- [SHORT PROBLEM]: Which lines hold the word "this"? Copy each one.

(Dataset records)
#####

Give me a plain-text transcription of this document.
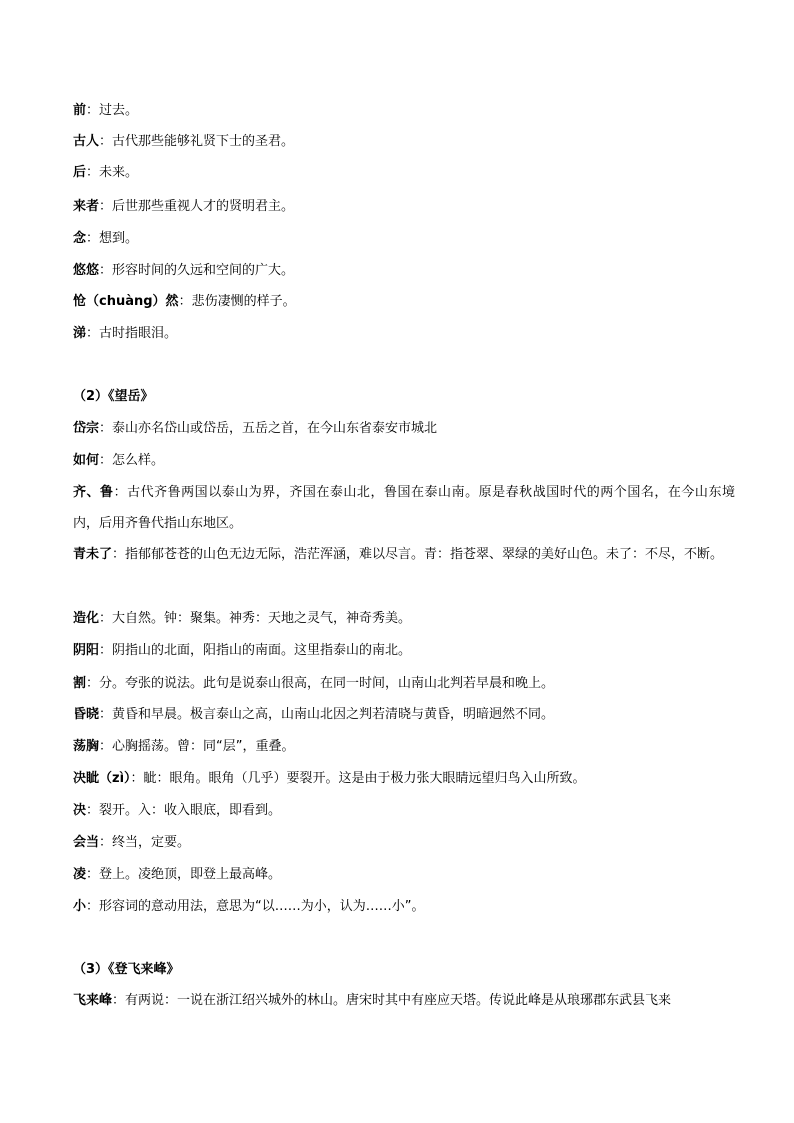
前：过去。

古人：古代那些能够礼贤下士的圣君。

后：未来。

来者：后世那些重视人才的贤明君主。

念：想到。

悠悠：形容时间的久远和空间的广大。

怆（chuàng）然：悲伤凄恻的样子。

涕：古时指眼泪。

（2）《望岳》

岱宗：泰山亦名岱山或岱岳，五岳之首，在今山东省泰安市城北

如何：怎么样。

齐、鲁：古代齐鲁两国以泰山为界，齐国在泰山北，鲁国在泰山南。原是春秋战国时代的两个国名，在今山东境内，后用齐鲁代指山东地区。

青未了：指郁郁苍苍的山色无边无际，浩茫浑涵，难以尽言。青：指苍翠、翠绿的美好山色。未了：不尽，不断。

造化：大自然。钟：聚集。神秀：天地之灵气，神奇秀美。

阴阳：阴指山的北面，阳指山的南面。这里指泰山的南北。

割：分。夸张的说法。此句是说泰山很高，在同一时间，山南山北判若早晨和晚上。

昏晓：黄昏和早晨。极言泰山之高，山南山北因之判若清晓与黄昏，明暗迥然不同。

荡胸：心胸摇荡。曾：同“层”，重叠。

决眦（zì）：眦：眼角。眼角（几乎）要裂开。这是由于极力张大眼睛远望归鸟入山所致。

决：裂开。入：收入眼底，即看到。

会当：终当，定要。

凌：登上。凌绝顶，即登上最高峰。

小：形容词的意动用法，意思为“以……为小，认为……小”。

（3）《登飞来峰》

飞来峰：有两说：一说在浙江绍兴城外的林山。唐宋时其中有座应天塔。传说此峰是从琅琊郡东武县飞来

#####

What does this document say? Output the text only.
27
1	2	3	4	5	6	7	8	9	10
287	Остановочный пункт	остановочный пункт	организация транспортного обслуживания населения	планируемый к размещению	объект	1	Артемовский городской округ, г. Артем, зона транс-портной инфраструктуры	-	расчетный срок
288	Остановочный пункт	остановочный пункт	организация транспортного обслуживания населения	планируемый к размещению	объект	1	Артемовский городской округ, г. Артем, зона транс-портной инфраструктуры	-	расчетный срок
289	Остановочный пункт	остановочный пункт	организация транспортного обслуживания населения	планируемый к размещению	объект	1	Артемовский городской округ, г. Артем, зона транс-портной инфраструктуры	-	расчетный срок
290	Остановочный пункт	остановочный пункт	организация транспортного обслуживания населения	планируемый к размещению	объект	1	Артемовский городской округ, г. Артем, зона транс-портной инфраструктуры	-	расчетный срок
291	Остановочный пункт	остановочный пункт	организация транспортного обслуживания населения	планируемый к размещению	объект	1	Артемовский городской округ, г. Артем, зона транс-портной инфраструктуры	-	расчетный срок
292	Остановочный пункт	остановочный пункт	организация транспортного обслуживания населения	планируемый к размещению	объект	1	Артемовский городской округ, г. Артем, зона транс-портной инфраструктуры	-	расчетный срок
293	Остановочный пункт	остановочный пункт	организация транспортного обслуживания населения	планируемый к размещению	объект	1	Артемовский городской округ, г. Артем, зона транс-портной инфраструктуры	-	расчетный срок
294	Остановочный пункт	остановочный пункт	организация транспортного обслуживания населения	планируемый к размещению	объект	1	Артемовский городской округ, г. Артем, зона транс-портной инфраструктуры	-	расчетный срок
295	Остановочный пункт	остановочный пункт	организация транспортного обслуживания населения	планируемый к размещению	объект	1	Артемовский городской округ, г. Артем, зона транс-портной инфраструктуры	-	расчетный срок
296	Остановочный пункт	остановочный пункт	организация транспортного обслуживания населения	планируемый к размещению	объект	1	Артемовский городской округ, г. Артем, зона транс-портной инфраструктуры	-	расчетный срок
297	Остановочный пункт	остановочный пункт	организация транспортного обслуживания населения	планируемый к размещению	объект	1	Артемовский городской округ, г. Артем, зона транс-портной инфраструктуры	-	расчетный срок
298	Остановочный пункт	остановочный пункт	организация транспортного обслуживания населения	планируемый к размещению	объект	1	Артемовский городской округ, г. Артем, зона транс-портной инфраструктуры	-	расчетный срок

#####

- [RESULT OF THE EXERCISE]:
Give me a plain-text transcription of this document.
What does this document say? Output the text only.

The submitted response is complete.